• **To be done**:
Repeat each entry as written and leave the images out of the copy.

• **Source records**:
Start

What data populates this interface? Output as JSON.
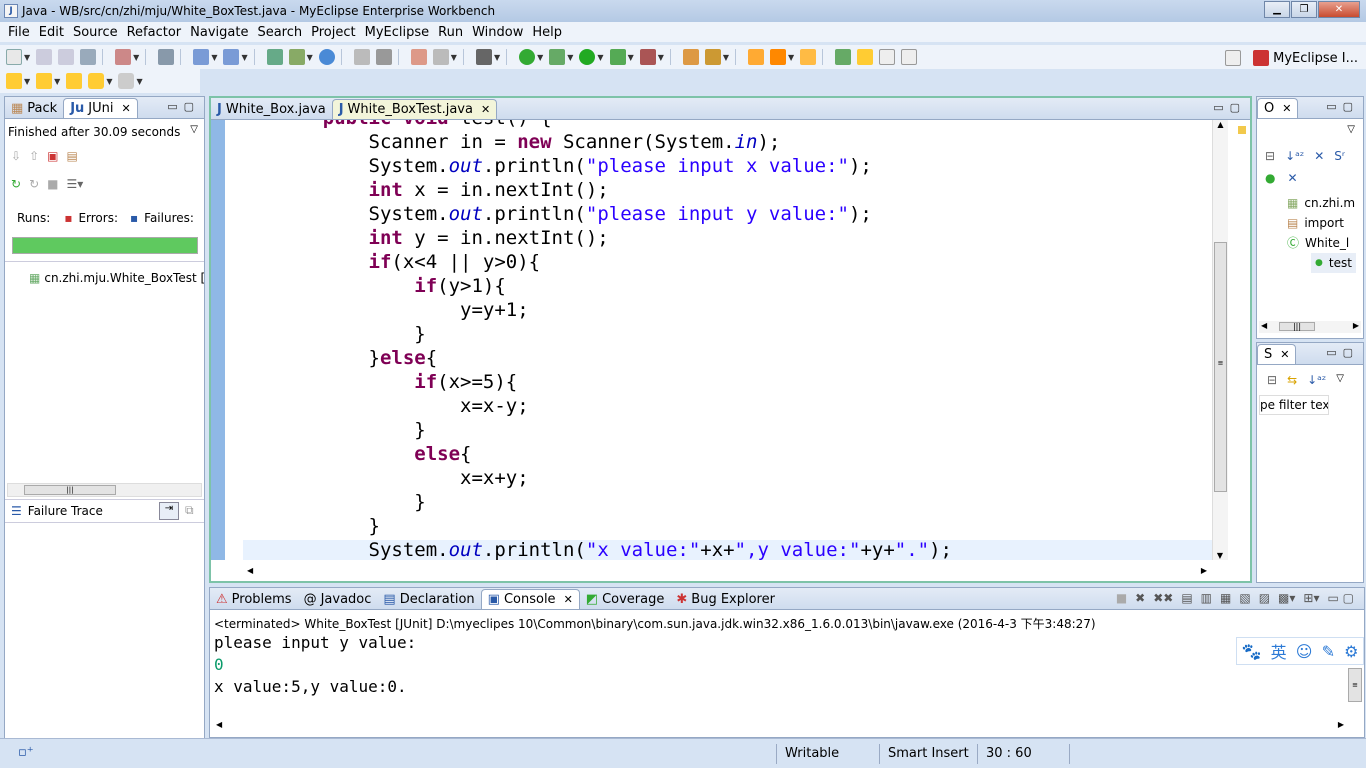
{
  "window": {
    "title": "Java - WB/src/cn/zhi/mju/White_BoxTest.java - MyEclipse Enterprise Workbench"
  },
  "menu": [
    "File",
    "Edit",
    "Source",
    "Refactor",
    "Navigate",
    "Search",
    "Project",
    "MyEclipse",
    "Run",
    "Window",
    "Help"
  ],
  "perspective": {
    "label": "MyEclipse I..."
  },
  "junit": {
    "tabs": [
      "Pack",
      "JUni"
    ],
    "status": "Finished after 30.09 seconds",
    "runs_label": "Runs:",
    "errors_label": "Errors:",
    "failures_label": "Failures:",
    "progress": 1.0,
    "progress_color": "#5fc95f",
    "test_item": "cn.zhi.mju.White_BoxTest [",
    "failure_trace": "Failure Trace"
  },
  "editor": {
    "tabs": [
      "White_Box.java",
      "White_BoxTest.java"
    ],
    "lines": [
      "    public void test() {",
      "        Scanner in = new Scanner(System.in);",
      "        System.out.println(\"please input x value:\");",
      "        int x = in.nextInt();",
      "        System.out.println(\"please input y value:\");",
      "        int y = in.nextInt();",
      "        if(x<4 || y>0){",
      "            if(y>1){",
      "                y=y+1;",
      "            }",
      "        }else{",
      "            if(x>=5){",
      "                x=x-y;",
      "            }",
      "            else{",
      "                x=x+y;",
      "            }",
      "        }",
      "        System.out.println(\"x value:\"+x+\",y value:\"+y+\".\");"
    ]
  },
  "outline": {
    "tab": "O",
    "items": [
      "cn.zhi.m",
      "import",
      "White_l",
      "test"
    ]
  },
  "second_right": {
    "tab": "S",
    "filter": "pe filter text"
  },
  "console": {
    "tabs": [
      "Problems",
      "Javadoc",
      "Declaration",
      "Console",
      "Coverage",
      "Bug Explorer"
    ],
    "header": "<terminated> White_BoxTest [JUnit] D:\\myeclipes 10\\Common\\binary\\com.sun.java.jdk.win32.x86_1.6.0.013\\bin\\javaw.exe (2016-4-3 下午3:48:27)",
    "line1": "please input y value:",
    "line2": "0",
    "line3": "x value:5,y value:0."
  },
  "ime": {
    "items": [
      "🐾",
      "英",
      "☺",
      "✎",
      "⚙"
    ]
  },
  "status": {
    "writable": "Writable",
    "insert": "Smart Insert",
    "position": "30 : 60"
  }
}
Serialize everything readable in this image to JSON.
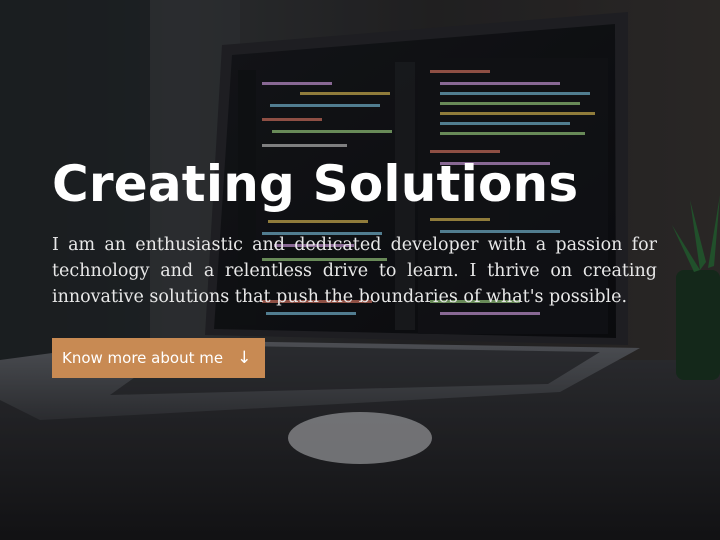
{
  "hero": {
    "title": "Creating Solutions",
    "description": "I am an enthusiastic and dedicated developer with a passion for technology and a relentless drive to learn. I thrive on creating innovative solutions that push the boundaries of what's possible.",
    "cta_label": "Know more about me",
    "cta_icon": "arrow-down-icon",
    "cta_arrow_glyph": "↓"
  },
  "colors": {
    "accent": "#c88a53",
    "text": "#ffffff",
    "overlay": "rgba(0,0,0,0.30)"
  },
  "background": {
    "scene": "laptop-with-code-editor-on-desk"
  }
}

End

• **Full answer**:
What data populates this interface? Output as JSON.
{
  "window": {
    "title": "Java - WB/src/cn/zhi/mju/White_BoxTest.java - MyEclipse Enterprise Workbench"
  },
  "menu": [
    "File",
    "Edit",
    "Source",
    "Refactor",
    "Navigate",
    "Search",
    "Project",
    "MyEclipse",
    "Run",
    "Window",
    "Help"
  ],
  "perspective": {
    "label": "MyEclipse I..."
  },
  "junit": {
    "tabs": [
      "Pack",
      "JUni"
    ],
    "status": "Finished after 30.09 seconds",
    "runs_label": "Runs:",
    "errors_label": "Errors:",
    "failures_label": "Failures:",
    "progress": 1.0,
    "progress_color": "#5fc95f",
    "test_item": "cn.zhi.mju.White_BoxTest [",
    "failure_trace": "Failure Trace"
  },
  "editor": {
    "tabs": [
      "White_Box.java",
      "White_BoxTest.java"
    ],
    "lines": [
      "    public void test() {",
      "        Scanner in = new Scanner(System.in);",
      "        System.out.println(\"please input x value:\");",
      "        int x = in.nextInt();",
      "        System.out.println(\"please input y value:\");",
      "        int y = in.nextInt();",
      "        if(x<4 || y>0){",
      "            if(y>1){",
      "                y=y+1;",
      "            }",
      "        }else{",
      "            if(x>=5){",
      "                x=x-y;",
      "            }",
      "            else{",
      "                x=x+y;",
      "            }",
      "        }",
      "        System.out.println(\"x value:\"+x+\",y value:\"+y+\".\");"
    ]
  },
  "outline": {
    "tab": "O",
    "items": [
      "cn.zhi.m",
      "import",
      "White_l",
      "test"
    ]
  },
  "second_right": {
    "tab": "S",
    "filter": "pe filter text"
  },
  "console": {
    "tabs": [
      "Problems",
      "Javadoc",
      "Declaration",
      "Console",
      "Coverage",
      "Bug Explorer"
    ],
    "header": "<terminated> White_BoxTest [JUnit] D:\\myeclipes 10\\Common\\binary\\com.sun.java.jdk.win32.x86_1.6.0.013\\bin\\javaw.exe (2016-4-3 下午3:48:27)",
    "line1": "please input y value:",
    "line2": "0",
    "line3": "x value:5,y value:0."
  },
  "ime": {
    "items": [
      "🐾",
      "英",
      "☺",
      "✎",
      "⚙"
    ]
  },
  "status": {
    "writable": "Writable",
    "insert": "Smart Insert",
    "position": "30 : 60"
  }
}
Serialize everything readable in this image to JSON.
{
  "hero": {
    "title": "Creating Solutions",
    "description": "I am an enthusiastic and dedicated developer with a passion for technology and a relentless drive to learn. I thrive on creating innovative solutions that push the boundaries of what's possible.",
    "cta_label": "Know more about me",
    "cta_icon": "arrow-down-icon",
    "cta_arrow_glyph": "↓"
  },
  "colors": {
    "accent": "#c88a53",
    "text": "#ffffff",
    "overlay": "rgba(0,0,0,0.30)"
  },
  "background": {
    "scene": "laptop-with-code-editor-on-desk"
  }
}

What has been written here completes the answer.